*** Data listing Section Begins ***
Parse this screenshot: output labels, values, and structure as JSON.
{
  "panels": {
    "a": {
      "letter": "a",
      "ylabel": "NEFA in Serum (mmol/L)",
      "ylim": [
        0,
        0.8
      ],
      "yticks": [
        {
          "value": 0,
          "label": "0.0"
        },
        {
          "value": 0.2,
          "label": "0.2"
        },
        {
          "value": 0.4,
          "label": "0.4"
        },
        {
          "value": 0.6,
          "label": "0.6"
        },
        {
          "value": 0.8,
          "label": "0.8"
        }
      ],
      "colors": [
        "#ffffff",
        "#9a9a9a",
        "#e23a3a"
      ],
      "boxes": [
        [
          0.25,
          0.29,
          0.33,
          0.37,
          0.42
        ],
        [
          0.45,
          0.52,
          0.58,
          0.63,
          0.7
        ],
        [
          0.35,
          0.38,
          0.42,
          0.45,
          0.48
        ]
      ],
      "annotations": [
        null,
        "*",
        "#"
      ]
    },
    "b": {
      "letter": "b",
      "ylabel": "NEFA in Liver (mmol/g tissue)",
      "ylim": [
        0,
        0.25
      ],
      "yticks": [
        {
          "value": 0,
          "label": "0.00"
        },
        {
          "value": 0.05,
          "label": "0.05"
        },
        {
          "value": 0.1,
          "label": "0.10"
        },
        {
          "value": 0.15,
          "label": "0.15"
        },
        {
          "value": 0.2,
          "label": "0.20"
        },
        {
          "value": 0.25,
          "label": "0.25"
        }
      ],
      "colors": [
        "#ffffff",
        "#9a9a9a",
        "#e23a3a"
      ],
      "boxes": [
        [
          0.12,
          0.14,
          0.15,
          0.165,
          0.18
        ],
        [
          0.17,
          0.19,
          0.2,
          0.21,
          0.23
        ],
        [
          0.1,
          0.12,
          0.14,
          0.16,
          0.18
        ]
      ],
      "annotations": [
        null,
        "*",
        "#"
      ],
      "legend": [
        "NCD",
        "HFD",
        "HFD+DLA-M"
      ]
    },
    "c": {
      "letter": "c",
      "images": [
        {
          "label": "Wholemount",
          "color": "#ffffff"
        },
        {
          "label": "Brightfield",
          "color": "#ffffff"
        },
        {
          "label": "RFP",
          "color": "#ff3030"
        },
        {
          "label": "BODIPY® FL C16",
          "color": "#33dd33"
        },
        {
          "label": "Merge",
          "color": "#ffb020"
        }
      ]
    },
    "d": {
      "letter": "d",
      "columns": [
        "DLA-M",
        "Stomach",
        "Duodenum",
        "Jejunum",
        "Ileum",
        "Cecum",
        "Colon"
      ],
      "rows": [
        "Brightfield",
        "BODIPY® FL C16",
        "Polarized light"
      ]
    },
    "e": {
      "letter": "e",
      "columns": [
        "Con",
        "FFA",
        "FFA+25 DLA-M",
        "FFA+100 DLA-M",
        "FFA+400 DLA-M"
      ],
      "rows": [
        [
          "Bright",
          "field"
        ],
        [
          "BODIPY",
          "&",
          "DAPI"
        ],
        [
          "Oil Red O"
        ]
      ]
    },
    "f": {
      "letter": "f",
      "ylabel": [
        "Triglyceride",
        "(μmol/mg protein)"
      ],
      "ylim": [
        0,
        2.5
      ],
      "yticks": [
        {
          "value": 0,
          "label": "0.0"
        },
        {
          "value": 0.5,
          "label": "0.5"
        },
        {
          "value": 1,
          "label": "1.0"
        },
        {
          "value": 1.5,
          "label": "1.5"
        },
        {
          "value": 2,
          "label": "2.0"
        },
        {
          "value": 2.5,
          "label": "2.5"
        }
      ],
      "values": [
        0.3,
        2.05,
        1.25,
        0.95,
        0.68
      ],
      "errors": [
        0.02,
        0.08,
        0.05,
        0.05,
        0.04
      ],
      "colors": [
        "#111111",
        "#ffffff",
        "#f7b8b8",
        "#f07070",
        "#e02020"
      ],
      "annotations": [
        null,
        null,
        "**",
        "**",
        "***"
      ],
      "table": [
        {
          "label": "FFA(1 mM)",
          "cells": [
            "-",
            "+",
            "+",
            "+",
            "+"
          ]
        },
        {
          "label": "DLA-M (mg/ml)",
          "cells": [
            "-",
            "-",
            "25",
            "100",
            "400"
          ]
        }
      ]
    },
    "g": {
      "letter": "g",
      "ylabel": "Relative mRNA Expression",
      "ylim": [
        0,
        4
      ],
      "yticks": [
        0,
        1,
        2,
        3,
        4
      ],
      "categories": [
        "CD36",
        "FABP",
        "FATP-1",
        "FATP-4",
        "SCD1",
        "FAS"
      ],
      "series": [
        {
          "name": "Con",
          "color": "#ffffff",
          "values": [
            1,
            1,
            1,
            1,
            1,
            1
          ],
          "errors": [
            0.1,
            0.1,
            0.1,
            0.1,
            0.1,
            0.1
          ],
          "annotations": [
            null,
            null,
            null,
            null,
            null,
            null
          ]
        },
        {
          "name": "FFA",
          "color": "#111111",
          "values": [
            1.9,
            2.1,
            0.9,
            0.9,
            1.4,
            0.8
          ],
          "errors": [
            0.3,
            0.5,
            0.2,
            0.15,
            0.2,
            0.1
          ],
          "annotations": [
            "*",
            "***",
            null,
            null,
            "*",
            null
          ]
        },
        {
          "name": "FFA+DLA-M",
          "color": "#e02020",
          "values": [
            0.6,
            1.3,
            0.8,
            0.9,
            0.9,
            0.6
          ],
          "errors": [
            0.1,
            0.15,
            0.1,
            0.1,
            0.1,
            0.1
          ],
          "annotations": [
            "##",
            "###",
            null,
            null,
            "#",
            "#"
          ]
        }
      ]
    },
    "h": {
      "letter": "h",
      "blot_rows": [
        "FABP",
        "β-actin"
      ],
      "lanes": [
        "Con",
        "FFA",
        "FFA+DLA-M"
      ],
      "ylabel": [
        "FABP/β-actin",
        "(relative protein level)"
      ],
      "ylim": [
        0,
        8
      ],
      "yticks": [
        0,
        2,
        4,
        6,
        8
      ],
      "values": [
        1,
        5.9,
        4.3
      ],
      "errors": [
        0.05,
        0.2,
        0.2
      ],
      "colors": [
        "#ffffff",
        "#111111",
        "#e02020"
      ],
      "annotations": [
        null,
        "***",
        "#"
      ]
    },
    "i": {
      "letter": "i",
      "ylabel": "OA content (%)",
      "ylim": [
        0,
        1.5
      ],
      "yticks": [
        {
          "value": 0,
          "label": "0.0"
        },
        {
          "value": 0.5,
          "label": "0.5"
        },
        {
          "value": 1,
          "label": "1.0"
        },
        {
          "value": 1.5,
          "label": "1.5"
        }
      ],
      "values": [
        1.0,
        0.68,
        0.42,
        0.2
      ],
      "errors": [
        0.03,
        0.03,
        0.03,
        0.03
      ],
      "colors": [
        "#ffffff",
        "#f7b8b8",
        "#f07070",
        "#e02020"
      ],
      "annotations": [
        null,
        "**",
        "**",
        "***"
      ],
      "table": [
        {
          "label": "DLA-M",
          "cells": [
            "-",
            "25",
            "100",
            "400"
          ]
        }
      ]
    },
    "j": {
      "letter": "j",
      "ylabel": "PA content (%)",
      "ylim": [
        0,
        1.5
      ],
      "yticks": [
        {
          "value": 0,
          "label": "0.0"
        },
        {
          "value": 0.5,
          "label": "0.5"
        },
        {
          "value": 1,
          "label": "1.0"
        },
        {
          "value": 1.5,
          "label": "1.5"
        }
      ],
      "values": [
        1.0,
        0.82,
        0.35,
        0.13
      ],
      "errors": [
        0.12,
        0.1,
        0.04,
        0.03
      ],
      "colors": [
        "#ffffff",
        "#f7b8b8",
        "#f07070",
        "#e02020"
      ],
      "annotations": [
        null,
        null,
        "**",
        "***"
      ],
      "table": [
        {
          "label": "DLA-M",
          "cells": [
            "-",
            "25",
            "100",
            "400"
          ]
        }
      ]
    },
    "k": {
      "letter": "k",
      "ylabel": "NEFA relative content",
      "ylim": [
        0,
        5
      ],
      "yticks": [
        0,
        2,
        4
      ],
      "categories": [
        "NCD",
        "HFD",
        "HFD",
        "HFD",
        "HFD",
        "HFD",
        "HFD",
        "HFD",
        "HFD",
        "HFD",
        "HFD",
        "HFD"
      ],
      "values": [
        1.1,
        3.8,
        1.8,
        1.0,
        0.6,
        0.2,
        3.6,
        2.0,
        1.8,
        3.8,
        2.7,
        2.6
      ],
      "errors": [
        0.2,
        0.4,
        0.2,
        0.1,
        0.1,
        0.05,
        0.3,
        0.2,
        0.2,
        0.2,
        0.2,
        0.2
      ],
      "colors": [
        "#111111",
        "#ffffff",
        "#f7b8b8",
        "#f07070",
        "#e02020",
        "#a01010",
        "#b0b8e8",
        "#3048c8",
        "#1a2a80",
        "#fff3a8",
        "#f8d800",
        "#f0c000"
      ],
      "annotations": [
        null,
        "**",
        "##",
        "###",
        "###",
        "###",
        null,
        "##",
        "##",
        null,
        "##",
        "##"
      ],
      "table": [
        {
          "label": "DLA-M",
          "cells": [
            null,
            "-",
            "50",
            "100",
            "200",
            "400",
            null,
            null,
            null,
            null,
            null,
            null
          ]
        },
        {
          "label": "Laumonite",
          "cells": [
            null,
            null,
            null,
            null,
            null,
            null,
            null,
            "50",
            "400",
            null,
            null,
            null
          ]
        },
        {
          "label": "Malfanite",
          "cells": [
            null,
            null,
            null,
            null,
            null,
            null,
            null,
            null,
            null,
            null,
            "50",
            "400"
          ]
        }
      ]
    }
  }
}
*** Data listing Section Ends ***
◆ Problem statement: Check each line of the records above for the string "mmol", and report every line that has it.

◆ Response to this exercise:
      "ylabel": "NEFA in Serum (mmol/L)",
      "ylabel": "NEFA in Liver (mmol/g tissue)",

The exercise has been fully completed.